• **Excerpted text**:

I get a 1 - that’s easy. I’ll have a tree with one node.

2 - OK, that’s bigger than 1, I can make that the new root, and make 1 the left child.

3 - Let’s put that as the right child. So far so good.

4 - Hmm, maybe we could make that the new root, and have the tree rooted at 2 as the left child?

5, 6, 7 - That looks like 1, 2, 3 all over again, we can put those in the right subtree. Now we have a complete BST, looking good!

8 - That’s awkward again, let’s just say it’s the new root again.

9-15 - Looking like 1-7 again…

Maybe you can see the recursive pattern here. This looks like a procedure that produces reasonably balanced trees, and the height is always bounded by O(log(n)). That seems good, right?

It would be acceptable, but only if your map library only has two functions - build the tree, then look up values and never change it again. The problem is, the BST also has to support adds and deletes as well. The most common BST types, like red black trees and AVL trees, all have their own invariant, and unfortunately we’re not meeting those standards with our almost-balanced trees. For example, At step 8, we have a root (8), a left subtree of size 7, and an empty right subtree. That’s not a valid red black tree or AVL tree, and you can’t just return that, since that would break the rest of your library. How can we fix this?

Second Attempt: Build Branches Instead

One might think that we could make this work somehow with some clever ordering of insertions to the tree. But the fundamental issue here is that with only one tree, we can never change the root - at the moment we make the newest element the root, the tree must become heavily imbalanced. So perhaps we can instead maintain a bag of branches, and quickly assemble them into a tree when we hit the end of the sequence.

Here, the defining characteristic of a branch would be its composability. Let’s define a branch (called a fragment in the source code) like the trees we had in step 4 and 8 in the last attempt. In other words, a branch would be a tree with a complete left subtree and an empty right subtree. To merge two branches into a tree, you could put one branch as another branch’s right child. A branch of height n has 2^n nodes.

You could also merge two branches of the same size into a new branch. Here’s one way to do it: to merge X with Y, take the left subtree of branch Y and move it to the right subtree of branch X. Now X becomes a complete binary tree, and you can set it to be the left subtree of Y. This fits our branch definition, while also preserving order in the tree.

Merge branches as tree:
    X       Y        X
   /   +   /   =    / \
  A       B        A   Y
                      /
                     B

Merge branches as branch:
    X       Y        Y
   /   +   /   =    /
  A       B        X
                  / \
                 A   B

Now let’s try again:

1 - One node by itself is a branch.

2 - We could make 2 a branch and merge with 1.

• **Instruction a**:
Copy the records from their first line through the line that contains "y-tick-label: munkaerő /", including both of those lines.

• **Stored data**:
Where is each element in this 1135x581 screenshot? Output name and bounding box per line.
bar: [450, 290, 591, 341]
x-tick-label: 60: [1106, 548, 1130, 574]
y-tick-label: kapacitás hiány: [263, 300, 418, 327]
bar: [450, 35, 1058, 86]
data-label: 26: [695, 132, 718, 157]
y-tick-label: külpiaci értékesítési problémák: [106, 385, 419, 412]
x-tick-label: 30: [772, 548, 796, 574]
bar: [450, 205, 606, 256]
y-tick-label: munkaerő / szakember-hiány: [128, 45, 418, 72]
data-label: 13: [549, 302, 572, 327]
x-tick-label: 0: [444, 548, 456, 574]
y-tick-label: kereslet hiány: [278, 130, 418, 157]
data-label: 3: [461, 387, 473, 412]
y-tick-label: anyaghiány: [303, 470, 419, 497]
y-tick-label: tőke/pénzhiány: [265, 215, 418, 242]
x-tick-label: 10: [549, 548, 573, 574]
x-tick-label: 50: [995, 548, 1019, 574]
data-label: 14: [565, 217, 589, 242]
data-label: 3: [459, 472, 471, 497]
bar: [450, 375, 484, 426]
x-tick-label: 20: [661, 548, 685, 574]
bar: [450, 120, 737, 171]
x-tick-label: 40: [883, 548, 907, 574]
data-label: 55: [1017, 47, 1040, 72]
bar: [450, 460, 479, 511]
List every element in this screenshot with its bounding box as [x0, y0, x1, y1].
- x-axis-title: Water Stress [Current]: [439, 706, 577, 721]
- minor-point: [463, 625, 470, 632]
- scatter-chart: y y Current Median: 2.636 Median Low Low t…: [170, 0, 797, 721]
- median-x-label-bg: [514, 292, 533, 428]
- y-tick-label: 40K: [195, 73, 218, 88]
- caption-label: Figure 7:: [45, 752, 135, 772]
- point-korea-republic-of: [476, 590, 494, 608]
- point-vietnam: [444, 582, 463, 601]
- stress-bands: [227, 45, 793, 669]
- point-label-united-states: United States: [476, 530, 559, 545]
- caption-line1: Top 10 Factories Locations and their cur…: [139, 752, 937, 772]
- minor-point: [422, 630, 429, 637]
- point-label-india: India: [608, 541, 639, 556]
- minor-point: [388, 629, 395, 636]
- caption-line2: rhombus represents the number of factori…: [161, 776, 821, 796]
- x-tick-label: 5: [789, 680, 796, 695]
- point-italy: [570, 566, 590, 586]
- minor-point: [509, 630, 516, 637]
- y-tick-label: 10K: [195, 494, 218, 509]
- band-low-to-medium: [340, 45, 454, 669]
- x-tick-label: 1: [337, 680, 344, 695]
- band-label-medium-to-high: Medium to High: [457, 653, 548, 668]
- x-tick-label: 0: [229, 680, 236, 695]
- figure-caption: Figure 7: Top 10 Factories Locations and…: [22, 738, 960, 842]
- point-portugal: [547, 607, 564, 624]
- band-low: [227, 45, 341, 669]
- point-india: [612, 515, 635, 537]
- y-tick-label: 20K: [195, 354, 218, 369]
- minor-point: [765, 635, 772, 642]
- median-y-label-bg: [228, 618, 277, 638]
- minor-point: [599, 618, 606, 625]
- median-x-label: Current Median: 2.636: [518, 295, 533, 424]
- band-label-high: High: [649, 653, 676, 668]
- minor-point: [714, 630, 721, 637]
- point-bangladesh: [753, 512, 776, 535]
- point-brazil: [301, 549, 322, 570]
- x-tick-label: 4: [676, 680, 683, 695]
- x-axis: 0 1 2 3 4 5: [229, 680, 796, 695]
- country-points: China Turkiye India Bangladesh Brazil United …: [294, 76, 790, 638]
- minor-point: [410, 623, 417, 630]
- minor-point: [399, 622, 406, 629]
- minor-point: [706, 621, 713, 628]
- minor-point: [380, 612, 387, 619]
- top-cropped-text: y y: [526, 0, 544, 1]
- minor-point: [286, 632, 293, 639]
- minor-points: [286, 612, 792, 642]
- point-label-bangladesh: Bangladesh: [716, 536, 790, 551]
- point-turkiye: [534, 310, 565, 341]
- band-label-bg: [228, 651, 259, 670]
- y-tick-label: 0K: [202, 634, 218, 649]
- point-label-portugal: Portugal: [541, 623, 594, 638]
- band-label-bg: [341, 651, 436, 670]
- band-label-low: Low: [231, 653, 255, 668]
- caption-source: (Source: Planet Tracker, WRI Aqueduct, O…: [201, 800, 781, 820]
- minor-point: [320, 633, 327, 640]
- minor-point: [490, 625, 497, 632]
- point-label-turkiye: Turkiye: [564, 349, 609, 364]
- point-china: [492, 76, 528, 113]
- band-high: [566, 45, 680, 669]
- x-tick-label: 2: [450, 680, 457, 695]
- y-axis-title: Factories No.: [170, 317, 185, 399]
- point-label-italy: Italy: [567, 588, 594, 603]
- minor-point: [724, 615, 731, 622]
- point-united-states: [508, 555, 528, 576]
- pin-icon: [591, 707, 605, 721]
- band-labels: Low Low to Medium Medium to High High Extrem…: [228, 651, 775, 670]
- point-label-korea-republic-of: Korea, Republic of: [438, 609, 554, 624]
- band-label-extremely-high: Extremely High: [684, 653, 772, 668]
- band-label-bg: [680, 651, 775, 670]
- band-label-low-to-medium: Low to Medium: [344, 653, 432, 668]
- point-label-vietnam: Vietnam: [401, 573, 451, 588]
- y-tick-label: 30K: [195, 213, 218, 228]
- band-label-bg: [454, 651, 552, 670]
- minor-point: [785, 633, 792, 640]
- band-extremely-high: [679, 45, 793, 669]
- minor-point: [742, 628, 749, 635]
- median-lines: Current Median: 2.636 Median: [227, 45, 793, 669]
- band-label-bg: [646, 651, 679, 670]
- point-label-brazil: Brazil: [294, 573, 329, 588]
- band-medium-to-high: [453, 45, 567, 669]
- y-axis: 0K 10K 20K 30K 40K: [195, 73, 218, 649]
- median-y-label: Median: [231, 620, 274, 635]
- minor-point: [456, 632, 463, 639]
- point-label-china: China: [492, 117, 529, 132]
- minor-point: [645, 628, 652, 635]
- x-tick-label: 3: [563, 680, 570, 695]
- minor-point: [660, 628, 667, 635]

• **Instruction b**:
Restate the passage on building balanced search trees from "4 - Hmm, maybe" to "new root again.", swapping "awkward" for "clumsy".

• **Task solution a**:
Where is each element in this 1135x581 screenshot? Output name and bounding box per line.
bar: [450, 290, 591, 341]
x-tick-label: 60: [1106, 548, 1130, 574]
y-tick-label: kapacitás hiány: [263, 300, 418, 327]
bar: [450, 35, 1058, 86]
data-label: 26: [695, 132, 718, 157]
y-tick-label: külpiaci értékesítési problémák: [106, 385, 419, 412]
x-tick-label: 30: [772, 548, 796, 574]
bar: [450, 205, 606, 256]
y-tick-label: munkaerő / szakember-hiány: [128, 45, 418, 72]

• **Task solution b**:
4 - Hmm, maybe we could make that the new root, and have the tree rooted at 2 as the left child?

5, 6, 7 - That looks like 1, 2, 3 all over again, we can put those in the right subtree. Now we have a complete BST, looking good!

8 - That’s clumsy again, let’s just say it’s the new root again.